_BACAAN:_
───

Agama dalam pendekatan Fenomenologi dan siapa yang Menciptakan
Agama, serta Contoh kasus yang dapat diselesaikan oleh Pendekatan Fenomenologi.
Terkait dengan
perkembangan historisn fenomenologi Agama, penelitian Jacques Waardenberg Classical
Approaches to the Study of Religion (1973),
merupakan teks subtantif. Dia menulis :
Untuk menjadikan “agama” sebagai subjek penelitian empiris dan mulai
menelitinya sebagai realitas manusia, niscaya menuntut tidak hanya upaya yang
sungguh-sungguh melainkan juga keteguhan hati dan keberanian … salah satu lapangan
utama yang secara tradisional dianggap irasional dibuka tidak hanya terdapat
penelitian filosofis tetapi juga penelitian rasional.

───

_CUPLIKAN DATA:_
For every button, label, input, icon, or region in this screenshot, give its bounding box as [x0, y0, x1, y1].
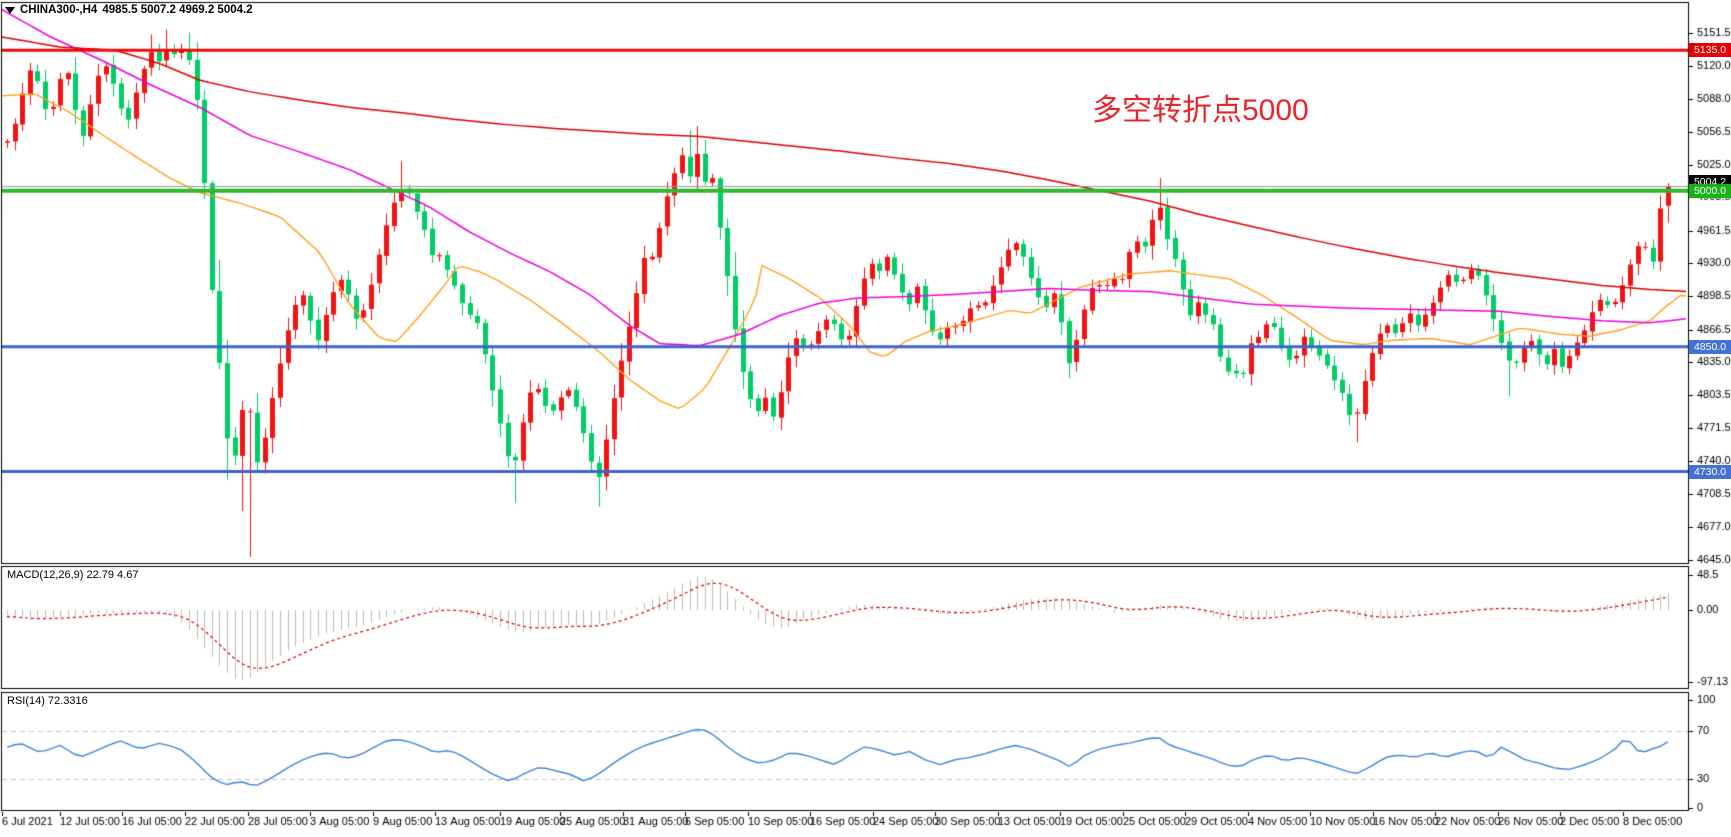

───

_KETENTUAN TUGAS:_
1. Gandakan bagian bacaan tentang fenomenologi agama yang dimulai dari "Terkait dengan" dan berlanjut sampai "juga penelitian rasional.".
2. Menurut kutipan dalam bacaan tentang fenomenologi agama, apa saja yang dituntut untuk menjadikan "agama" sebagai subjek penelitian empiris?
3. Teruskan bacaan tentang fenomenologi agama mulai dari kalimat terakhirnya.
Materi di atas tidak diperlukan untuk mengerjakan apa pun di sini.

_JAWABAN SETIAP TUGAS:_
1.
Terkait dengan
perkembangan historisn fenomenologi Agama, penelitian Jacques Waardenberg Classical
Approaches to the Study of Religion (1973),
merupakan teks subtantif. Dia menulis :
Untuk menjadikan “agama” sebagai subjek penelitian empiris dan mulai
menelitinya sebagai realitas manusia, niscaya menuntut tidak hanya upaya yang
sungguh-sungguh melainkan juga keteguhan hati dan keberanian … salah satu lapangan
utama yang secara tradisional dianggap irasional dibuka tidak hanya terdapat
penelitian filosofis tetapi juga penelitian rasional.

2. Upaya yang sungguh-sungguh, keteguhan hati, dan keberanian.

3.
Term
kunci yang digunakan Waardenberg adalah “empiris” dan “rasional”. Empiris
mengacu pada pengetahuan yang diperoleh melalui penelitian ilmiah sebagai suatu
metode diderivasikan dari ilmu-ilmu kealaman dan diterapkan kedalam ilmu-ilmu
social sebagai suatu pengujian terhadap struktur social dan perilaku Rasional
mengacu pada penelitian perilaku manusia sesuai dengan premis-premis dan
penemuan pengetahuan ilmiah. Oleh karena itu, irasional mengindikasikan agama
sebagai suatu fenomena yang tidak berjalan sesuai dengan parameter-parameter
tersebut. Dari analisisnya Feuerbach dan Marx, bahwa tugas fenomenolog adalah
menunjukan bahwa agama perlu dikaji secara serius dan memberi kontribusi
terhadap pemahaman kita tentang humanitas dengan cara yang positif.[16]
Pendekatan Fenomenologi
Fenomenologi
pada dasarnya merupakan kritik terhadap ilmu-ilmu lama yang dianggap kaku.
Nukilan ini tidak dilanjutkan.